List each line holding the string "already".

____ Available records

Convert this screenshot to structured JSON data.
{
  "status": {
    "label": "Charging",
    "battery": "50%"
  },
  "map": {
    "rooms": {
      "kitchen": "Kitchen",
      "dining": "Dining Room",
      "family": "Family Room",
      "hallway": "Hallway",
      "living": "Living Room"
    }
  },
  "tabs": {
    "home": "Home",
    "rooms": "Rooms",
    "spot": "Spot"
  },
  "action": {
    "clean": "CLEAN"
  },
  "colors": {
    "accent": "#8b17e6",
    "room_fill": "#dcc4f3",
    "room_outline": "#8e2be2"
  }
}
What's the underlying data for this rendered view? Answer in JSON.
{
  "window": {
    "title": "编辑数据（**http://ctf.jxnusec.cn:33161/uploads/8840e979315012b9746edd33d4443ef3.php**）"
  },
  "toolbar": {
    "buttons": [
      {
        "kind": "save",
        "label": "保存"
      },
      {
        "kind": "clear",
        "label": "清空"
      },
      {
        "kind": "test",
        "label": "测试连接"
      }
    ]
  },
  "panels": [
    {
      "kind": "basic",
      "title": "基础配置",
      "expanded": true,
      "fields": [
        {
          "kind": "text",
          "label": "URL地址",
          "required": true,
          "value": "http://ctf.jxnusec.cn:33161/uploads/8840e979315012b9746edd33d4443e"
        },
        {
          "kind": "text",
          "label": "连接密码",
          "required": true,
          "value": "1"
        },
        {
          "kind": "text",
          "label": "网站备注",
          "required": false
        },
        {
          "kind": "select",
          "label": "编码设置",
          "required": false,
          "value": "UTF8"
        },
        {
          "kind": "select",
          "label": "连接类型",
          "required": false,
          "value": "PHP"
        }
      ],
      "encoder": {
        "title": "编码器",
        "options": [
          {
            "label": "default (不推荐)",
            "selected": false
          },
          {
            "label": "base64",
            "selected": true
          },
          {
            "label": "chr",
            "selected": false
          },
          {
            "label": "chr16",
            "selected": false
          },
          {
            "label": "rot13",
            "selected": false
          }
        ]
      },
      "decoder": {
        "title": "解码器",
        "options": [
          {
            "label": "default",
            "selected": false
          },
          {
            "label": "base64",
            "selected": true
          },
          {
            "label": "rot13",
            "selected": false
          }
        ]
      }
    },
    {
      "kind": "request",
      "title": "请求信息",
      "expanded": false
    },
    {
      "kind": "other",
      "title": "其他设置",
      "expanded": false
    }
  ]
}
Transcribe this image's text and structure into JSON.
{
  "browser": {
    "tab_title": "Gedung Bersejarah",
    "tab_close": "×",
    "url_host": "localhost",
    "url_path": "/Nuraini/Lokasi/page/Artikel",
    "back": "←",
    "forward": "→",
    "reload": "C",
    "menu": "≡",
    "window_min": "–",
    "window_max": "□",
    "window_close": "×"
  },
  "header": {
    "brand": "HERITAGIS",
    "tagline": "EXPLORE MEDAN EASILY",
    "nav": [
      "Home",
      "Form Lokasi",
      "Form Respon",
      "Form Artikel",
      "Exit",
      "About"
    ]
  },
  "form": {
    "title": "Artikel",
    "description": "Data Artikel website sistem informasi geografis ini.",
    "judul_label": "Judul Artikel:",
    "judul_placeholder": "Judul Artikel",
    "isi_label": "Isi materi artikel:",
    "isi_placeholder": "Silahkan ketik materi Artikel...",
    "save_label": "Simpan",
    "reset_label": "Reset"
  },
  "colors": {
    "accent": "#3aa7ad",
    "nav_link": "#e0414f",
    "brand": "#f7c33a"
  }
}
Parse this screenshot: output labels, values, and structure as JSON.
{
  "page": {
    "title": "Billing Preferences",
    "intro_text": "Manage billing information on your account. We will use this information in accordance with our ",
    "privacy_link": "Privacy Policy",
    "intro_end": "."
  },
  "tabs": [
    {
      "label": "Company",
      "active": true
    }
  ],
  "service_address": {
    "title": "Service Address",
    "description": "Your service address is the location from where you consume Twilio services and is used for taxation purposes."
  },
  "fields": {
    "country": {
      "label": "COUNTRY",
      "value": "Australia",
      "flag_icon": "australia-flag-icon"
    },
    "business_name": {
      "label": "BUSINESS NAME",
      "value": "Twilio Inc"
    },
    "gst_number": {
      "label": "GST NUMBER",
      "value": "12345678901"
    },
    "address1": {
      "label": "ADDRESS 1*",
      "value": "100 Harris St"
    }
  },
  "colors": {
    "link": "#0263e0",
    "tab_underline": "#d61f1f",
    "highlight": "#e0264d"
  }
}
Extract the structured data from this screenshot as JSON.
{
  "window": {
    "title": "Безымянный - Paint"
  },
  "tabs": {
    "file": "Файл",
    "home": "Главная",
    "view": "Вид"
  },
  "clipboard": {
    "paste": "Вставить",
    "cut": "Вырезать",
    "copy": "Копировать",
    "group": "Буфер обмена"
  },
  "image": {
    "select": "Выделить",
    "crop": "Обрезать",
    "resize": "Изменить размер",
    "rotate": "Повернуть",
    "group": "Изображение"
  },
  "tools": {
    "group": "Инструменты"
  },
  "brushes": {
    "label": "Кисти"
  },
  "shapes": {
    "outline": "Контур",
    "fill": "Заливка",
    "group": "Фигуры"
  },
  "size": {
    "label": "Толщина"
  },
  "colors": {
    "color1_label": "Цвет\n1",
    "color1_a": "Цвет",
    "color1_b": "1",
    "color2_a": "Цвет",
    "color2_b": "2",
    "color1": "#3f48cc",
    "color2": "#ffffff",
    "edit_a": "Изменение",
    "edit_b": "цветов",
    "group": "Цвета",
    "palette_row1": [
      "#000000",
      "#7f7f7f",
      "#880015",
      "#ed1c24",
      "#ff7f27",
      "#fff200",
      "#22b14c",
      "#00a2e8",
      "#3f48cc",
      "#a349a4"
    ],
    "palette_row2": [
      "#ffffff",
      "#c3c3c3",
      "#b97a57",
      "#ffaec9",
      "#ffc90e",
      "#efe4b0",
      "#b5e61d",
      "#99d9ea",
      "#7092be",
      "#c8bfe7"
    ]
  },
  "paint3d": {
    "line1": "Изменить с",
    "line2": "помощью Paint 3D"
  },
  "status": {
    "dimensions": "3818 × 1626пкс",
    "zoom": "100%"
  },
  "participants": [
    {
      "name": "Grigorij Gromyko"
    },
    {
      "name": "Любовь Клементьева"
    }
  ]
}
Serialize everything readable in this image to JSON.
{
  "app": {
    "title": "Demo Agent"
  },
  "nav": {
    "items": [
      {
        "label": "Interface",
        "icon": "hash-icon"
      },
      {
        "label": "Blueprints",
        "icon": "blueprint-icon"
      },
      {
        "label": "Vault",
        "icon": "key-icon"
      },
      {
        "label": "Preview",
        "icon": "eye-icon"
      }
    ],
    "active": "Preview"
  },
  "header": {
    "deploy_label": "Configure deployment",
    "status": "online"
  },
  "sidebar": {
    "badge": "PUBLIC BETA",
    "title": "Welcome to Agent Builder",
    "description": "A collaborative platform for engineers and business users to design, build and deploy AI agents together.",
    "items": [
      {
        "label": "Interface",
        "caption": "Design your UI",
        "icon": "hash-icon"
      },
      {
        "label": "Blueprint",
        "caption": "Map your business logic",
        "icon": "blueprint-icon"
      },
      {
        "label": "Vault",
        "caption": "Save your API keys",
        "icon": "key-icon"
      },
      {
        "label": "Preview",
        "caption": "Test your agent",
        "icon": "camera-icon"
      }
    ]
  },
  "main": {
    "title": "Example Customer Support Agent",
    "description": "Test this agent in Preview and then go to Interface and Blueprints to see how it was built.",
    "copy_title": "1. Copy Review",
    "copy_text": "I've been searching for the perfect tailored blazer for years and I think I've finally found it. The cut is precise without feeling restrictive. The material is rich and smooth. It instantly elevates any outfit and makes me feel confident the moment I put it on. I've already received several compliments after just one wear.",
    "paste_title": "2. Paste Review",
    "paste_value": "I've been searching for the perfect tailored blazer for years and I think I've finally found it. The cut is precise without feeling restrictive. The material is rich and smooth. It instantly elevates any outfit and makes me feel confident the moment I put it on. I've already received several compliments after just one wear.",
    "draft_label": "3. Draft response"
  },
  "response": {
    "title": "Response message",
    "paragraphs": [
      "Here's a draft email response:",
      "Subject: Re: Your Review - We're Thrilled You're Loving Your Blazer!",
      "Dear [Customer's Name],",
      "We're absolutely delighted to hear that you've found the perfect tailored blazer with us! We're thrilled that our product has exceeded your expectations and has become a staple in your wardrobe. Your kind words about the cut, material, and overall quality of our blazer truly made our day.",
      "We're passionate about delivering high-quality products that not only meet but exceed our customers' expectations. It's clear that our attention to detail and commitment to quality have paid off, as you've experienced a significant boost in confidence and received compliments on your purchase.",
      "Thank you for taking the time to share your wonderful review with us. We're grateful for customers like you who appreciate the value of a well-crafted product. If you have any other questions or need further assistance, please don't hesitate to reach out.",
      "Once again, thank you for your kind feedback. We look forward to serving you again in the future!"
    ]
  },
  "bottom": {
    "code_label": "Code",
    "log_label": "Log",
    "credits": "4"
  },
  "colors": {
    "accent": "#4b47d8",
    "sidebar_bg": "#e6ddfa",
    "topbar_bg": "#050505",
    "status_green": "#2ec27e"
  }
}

________

Exercise answer —
    "copy_text": "I've been searching for the perfect tailored blazer for years and I think I've finally found it. The cut is precise without feeling restrictive. The material is rich and smooth. It instantly elevates any outfit and makes me feel confident the moment I put it on. I've already received several compliments after just one wear.",
    "paste_value": "I've been searching for the perfect tailored blazer for years and I think I've finally found it. The cut is precise without feeling restrictive. The material is rich and smooth. It instantly elevates any outfit and makes me feel confident the moment I put it on. I've already received several compliments after just one wear.",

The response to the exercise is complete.